What needs to be done => Omit every picture and output the rest of the records exactly as they are.

Data records:

------------------------------------

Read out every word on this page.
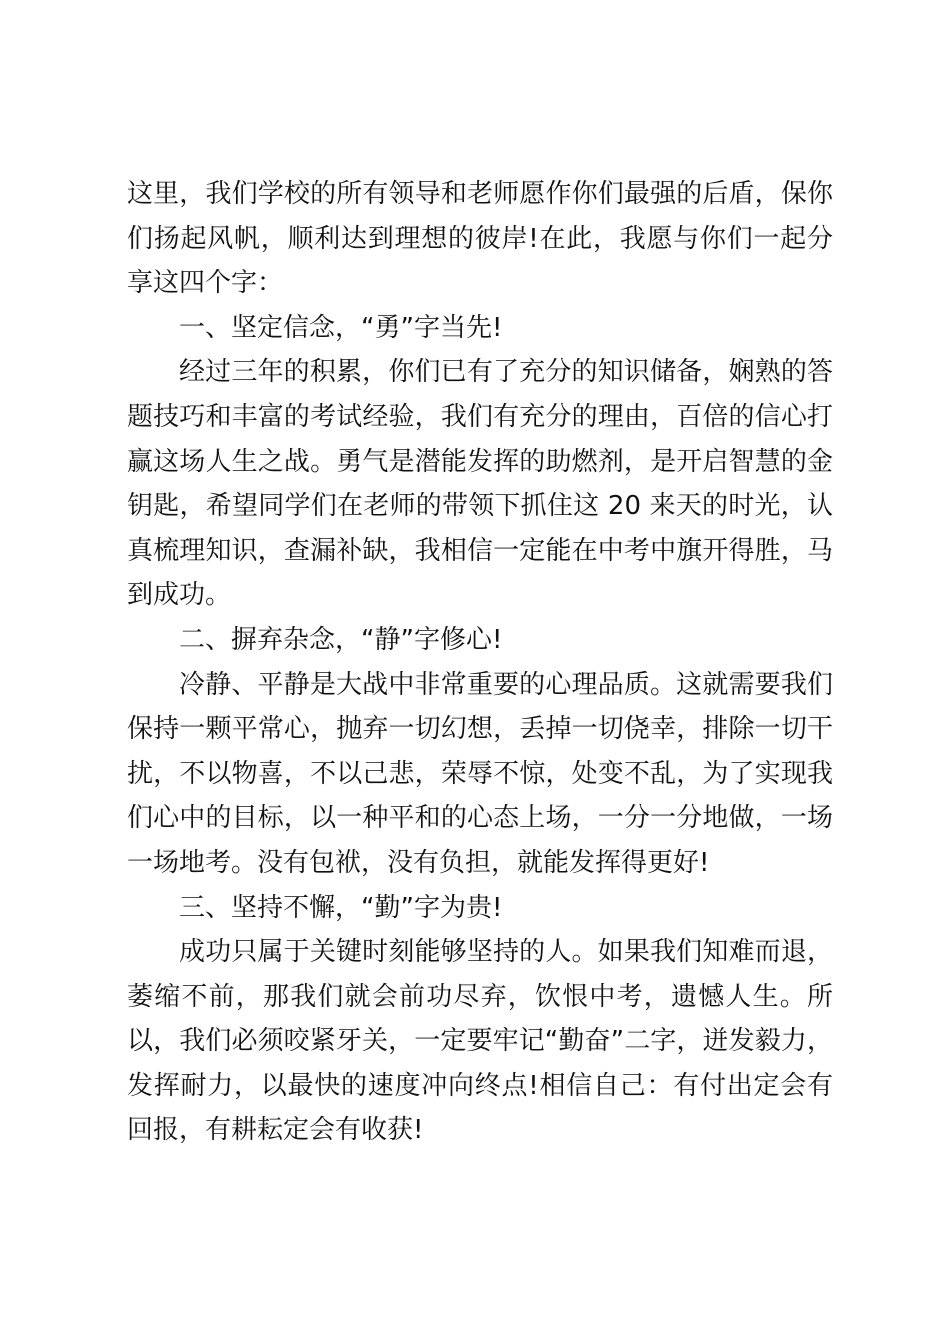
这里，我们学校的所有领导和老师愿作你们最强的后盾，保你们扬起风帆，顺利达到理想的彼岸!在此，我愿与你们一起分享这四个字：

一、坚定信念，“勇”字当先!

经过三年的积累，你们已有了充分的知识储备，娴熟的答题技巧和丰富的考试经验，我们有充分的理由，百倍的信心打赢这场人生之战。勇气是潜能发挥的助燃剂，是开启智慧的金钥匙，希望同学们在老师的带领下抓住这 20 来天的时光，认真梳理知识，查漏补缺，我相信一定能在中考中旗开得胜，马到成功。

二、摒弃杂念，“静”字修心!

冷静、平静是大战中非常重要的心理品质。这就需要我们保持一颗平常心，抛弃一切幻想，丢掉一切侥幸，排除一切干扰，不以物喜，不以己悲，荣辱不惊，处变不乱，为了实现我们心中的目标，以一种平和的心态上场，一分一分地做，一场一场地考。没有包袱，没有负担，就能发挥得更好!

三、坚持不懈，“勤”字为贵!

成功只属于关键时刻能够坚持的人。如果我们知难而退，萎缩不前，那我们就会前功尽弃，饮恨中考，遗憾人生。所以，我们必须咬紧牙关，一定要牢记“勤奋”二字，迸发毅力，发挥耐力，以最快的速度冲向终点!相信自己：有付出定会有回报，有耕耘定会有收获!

------------------------------------

Solution for this exercise =>
Read out every word on this page.
这里，我们学校的所有领导和老师愿作你们最强的后盾，保你们扬起风帆，顺利达到理想的彼岸!在此，我愿与你们一起分享这四个字：

一、坚定信念，“勇”字当先!

经过三年的积累，你们已有了充分的知识储备，娴熟的答题技巧和丰富的考试经验，我们有充分的理由，百倍的信心打赢这场人生之战。勇气是潜能发挥的助燃剂，是开启智慧的金钥匙，希望同学们在老师的带领下抓住这 20 来天的时光，认真梳理知识，查漏补缺，我相信一定能在中考中旗开得胜，马到成功。

二、摒弃杂念，“静”字修心!

冷静、平静是大战中非常重要的心理品质。这就需要我们保持一颗平常心，抛弃一切幻想，丢掉一切侥幸，排除一切干扰，不以物喜，不以己悲，荣辱不惊，处变不乱，为了实现我们心中的目标，以一种平和的心态上场，一分一分地做，一场一场地考。没有包袱，没有负担，就能发挥得更好!

三、坚持不懈，“勤”字为贵!

成功只属于关键时刻能够坚持的人。如果我们知难而退，萎缩不前，那我们就会前功尽弃，饮恨中考，遗憾人生。所以，我们必须咬紧牙关，一定要牢记“勤奋”二字，迸发毅力，发挥耐力，以最快的速度冲向终点!相信自己：有付出定会有回报，有耕耘定会有收获!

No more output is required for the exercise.